## Data supplied
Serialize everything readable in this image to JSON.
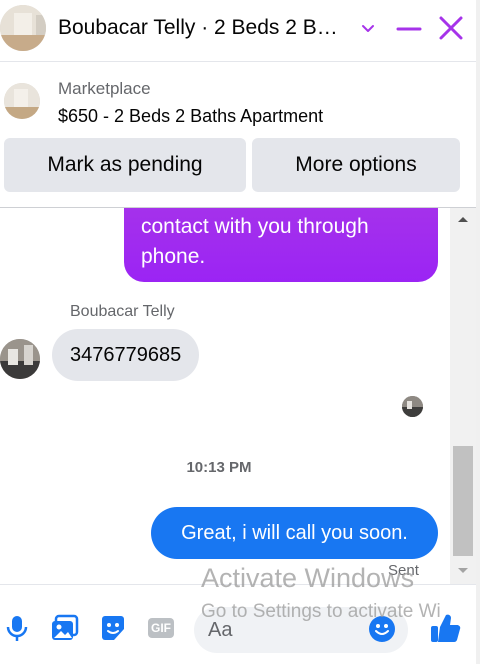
{
  "header": {
    "title": "Boubacar Telly · 2 Beds 2 B…",
    "icons": [
      "chevron-down-icon",
      "minimize-icon",
      "close-icon"
    ],
    "accent_color": "#a633ea"
  },
  "marketplace": {
    "label": "Marketplace",
    "listing_title": "$650 - 2 Beds 2 Baths Apartment",
    "buttons": {
      "mark_pending": "Mark as pending",
      "more_options": "More options"
    }
  },
  "conversation": {
    "messages": [
      {
        "direction": "outgoing",
        "text": "contact with you through phone.",
        "color": "#a633ea"
      },
      {
        "direction": "incoming",
        "sender": "Boubacar Telly",
        "text": "3476779685"
      },
      {
        "direction": "outgoing",
        "text": "Great, i will call you soon.",
        "color": "#1877f2"
      }
    ],
    "timestamp": "10:13 PM",
    "status": "Sent"
  },
  "composer": {
    "placeholder": "Aa",
    "tools": [
      "microphone-icon",
      "image-icon",
      "sticker-icon",
      "gif-icon",
      "emoji-icon",
      "thumbs-up-icon"
    ],
    "gif_label": "GIF",
    "accent_color": "#1877f2"
  },
  "os_watermark": {
    "title": "Activate Windows",
    "subtitle": "Go to Settings to activate Wi"
  }
}
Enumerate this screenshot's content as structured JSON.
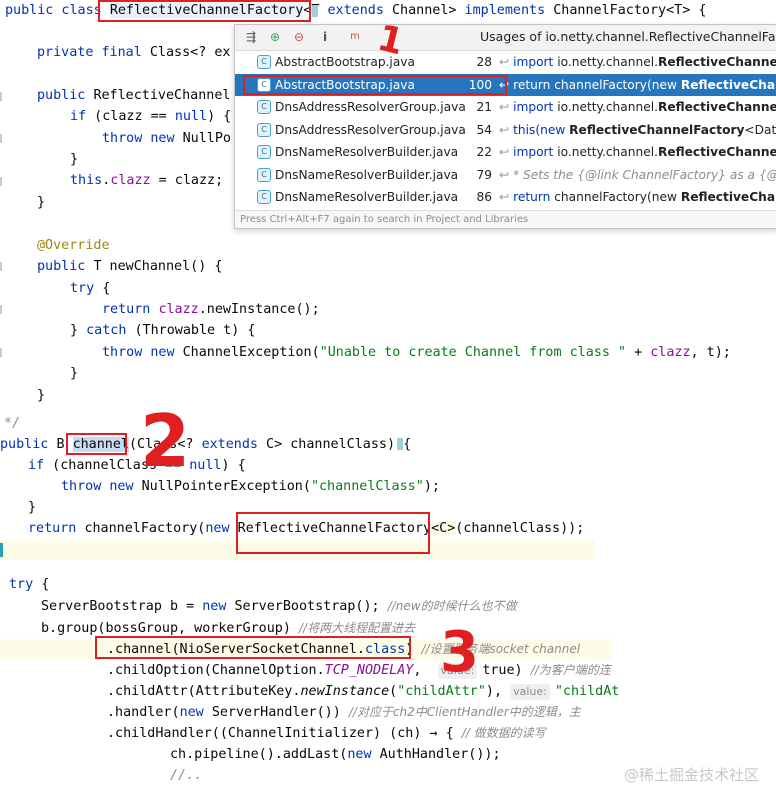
{
  "code": {
    "l1": {
      "a": "public class ",
      "b": "ReflectiveChannelFactory",
      "c": "<T ",
      "d": "extends",
      "e": " Channel> ",
      "f": "implements",
      "g": " ChannelFactory<T> {"
    },
    "l2": {
      "a": "private final ",
      "b": "Class<? ex"
    },
    "l3": {
      "a": "public ",
      "b": "ReflectiveChannel"
    },
    "l4": {
      "a": "if",
      "b": " (clazz == ",
      "c": "null",
      "d": ") {"
    },
    "l5": {
      "a": "throw new ",
      "b": "NullPo"
    },
    "l6": {
      "a": "}"
    },
    "l7": {
      "a": "this",
      "b": ".",
      "c": "clazz",
      "d": " = clazz;"
    },
    "l8": {
      "a": "}"
    },
    "l9": {
      "a": "@Override"
    },
    "l10": {
      "a": "public ",
      "b": "T newChannel() {"
    },
    "l11": {
      "a": "try",
      "b": " {"
    },
    "l12": {
      "a": "return ",
      "b": "clazz",
      "c": ".newInstance();"
    },
    "l13": {
      "a": "} ",
      "b": "catch",
      "c": " (Throwable t) {"
    },
    "l14": {
      "a": "throw new ",
      "b": "ChannelException(",
      "c": "\"Unable to create Channel from class \"",
      "d": " + ",
      "e": "clazz",
      "f": ", t);"
    },
    "l15": {
      "a": "}"
    },
    "l16": {
      "a": "}"
    },
    "l17": {
      "a": "*/"
    },
    "l18": {
      "a": "public ",
      "b": "B ",
      "c": "channel",
      "d": "(Class<? ",
      "e": "extends",
      "f": " C> channelClass) {"
    },
    "l19": {
      "a": "if",
      "b": " (channelClass == ",
      "c": "null",
      "d": ") {"
    },
    "l20": {
      "a": "throw new ",
      "b": "NullPointerException(",
      "c": "\"channelClass\"",
      "d": ");"
    },
    "l21": {
      "a": "}"
    },
    "l22": {
      "a": "return ",
      "b": "channelFactory(",
      "c": "new ",
      "d": "ReflectiveChannelFactory",
      "e": "<C>",
      "f": "(channelClass));"
    },
    "l23": {
      "a": "try",
      "b": " {"
    },
    "l24": {
      "a": "ServerBootstrap b = ",
      "b": "new ",
      "c": "ServerBootstrap(); ",
      "d": "//new的时候什么也不做"
    },
    "l25": {
      "a": "b.group(bossGroup, workerGroup) ",
      "b": "//将两大线程配置进去"
    },
    "l26": {
      "a": ".channel(NioServerSocketChannel.",
      "b": "class",
      "c": ") ",
      "d": "//设置服务端socket channel"
    },
    "l27": {
      "a": ".childOption(ChannelOption.",
      "b": "TCP_NODELAY",
      "c": ",  ",
      "d": "value:",
      "e": "true) ",
      "f": "//为客户端的连"
    },
    "l28": {
      "a": ".childAttr(AttributeKey.",
      "b": "newInstance",
      "c": "(",
      "d": "\"childAttr\"",
      "e": "), ",
      "f": "value:",
      "g": "\"childAt"
    },
    "l29": {
      "a": ".handler(",
      "b": "new ",
      "c": "ServerHandler()) ",
      "d": "//对应于ch2中ClientHandler中的逻辑，主"
    },
    "l30": {
      "a": ".childHandler((ChannelInitializer) (ch) → { ",
      "b": "// 做数据的读写"
    },
    "l31": {
      "a": "ch.pipeline().addLast(",
      "b": "new ",
      "c": "AuthHandler());"
    },
    "l32": {
      "a": "//.."
    }
  },
  "popup": {
    "title": "Usages of io.netty.channel.ReflectiveChannelFa",
    "tools": [
      "⇶",
      "⊕",
      "⊖",
      "i",
      "m"
    ],
    "rows": [
      {
        "file": "AbstractBootstrap.java",
        "line": "28",
        "k": "import ",
        "pre": "io.netty.channel.",
        "bold": "ReflectiveChannelFa",
        "post": ""
      },
      {
        "file": "AbstractBootstrap.java",
        "line": "100",
        "k": "return ",
        "pre": "channelFactory(new ",
        "bold": "ReflectiveChann",
        "post": ""
      },
      {
        "file": "DnsAddressResolverGroup.java",
        "line": "21",
        "k": "import ",
        "pre": "io.netty.channel.",
        "bold": "ReflectiveChannelF",
        "post": ""
      },
      {
        "file": "DnsAddressResolverGroup.java",
        "line": "54",
        "k": "this(",
        "pre": "new ",
        "bold": "ReflectiveChannelFactory",
        "post": "<Datagr"
      },
      {
        "file": "DnsNameResolverBuilder.java",
        "line": "22",
        "k": "import ",
        "pre": "io.netty.channel.",
        "bold": "ReflectiveChannelF",
        "post": ""
      },
      {
        "file": "DnsNameResolverBuilder.java",
        "line": "79",
        "k": "",
        "pre": "* Sets the {@link ChannelFactory} as a {@lin",
        "bold": "",
        "post": ""
      },
      {
        "file": "DnsNameResolverBuilder.java",
        "line": "86",
        "k": "return ",
        "pre": "channelFactory(new ",
        "bold": "ReflectiveChann",
        "post": ""
      }
    ],
    "footer": "Press Ctrl+Alt+F7 again to search in Project and Libraries"
  },
  "annotations": {
    "n1": "1",
    "n2": "2",
    "n3": "3"
  },
  "watermark": "@稀土掘金技术社区"
}
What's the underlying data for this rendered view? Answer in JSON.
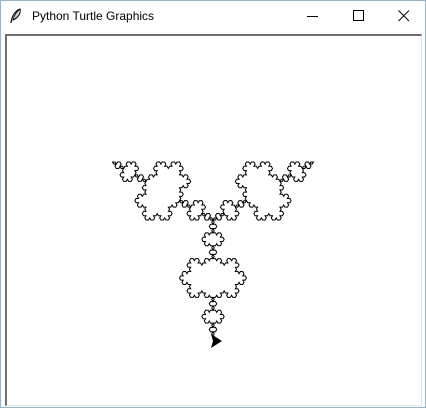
{
  "window": {
    "title": "Python Turtle Graphics",
    "app_icon": "feather-icon",
    "controls": {
      "minimize": "minimize-icon",
      "maximize": "maximize-icon",
      "close": "close-icon"
    }
  },
  "canvas": {
    "background": "#ffffff",
    "drawing": "koch-snowflake",
    "koch_depth": 4,
    "stroke_color": "#000000",
    "turtle_shape": "arrow",
    "turtle_color": "#000000"
  }
}
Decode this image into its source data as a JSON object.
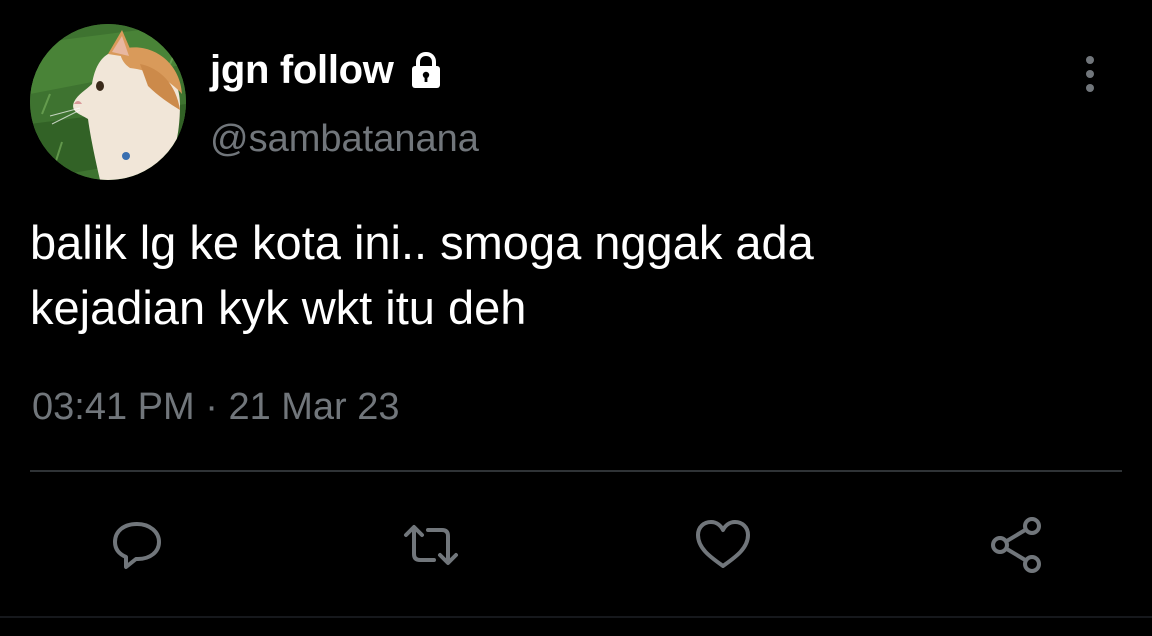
{
  "author": {
    "display_name": "jgn follow",
    "handle": "@sambatanana",
    "protected": true,
    "avatar": "cat-avatar"
  },
  "tweet": {
    "text_lines": [
      "balik lg ke kota ini.. smoga nggak ada",
      "kejadian kyk wkt itu deh"
    ],
    "time": "03:41 PM",
    "separator": "·",
    "date": "21 Mar 23"
  },
  "actions": {
    "reply": "reply-icon",
    "retweet": "retweet-icon",
    "like": "heart-icon",
    "share": "share-icon"
  },
  "colors": {
    "background": "#000000",
    "primary_text": "#ffffff",
    "secondary_text": "#71767b",
    "divider": "#2f3336"
  }
}
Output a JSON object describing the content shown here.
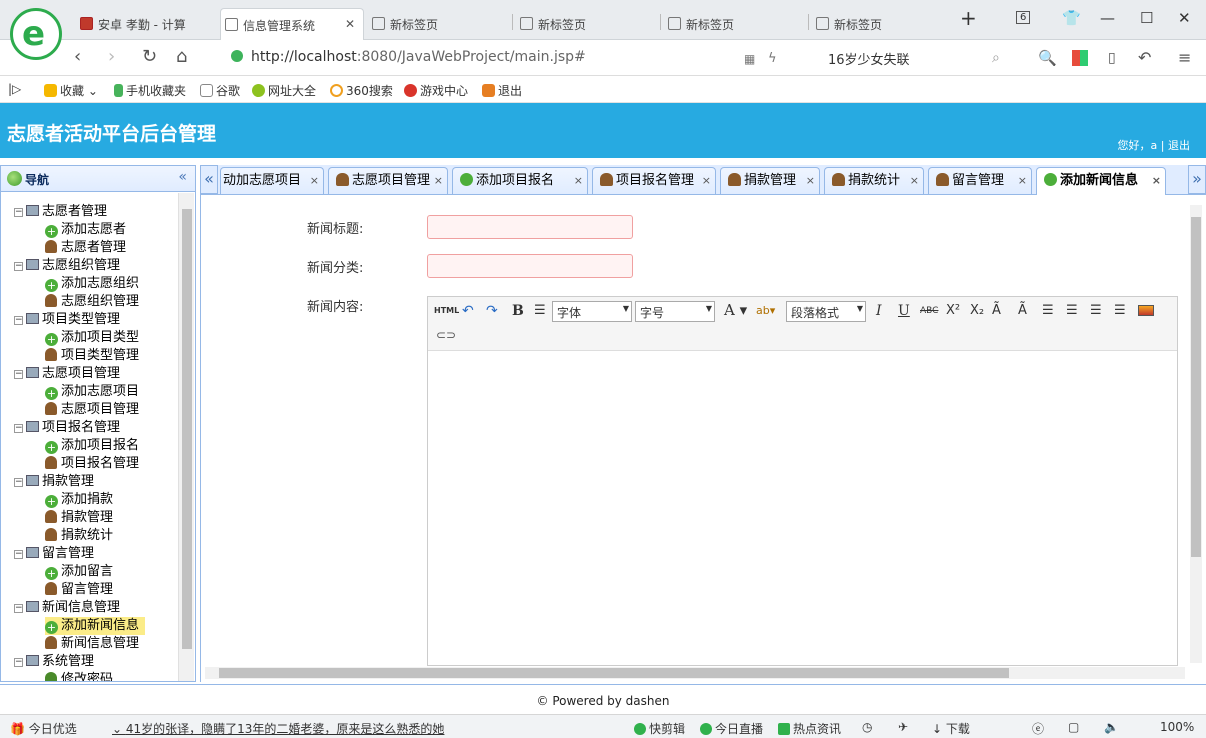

## What is being asked
Within the listing, how many lines hold the word "object"? Only the number is to be given.

## The answer
2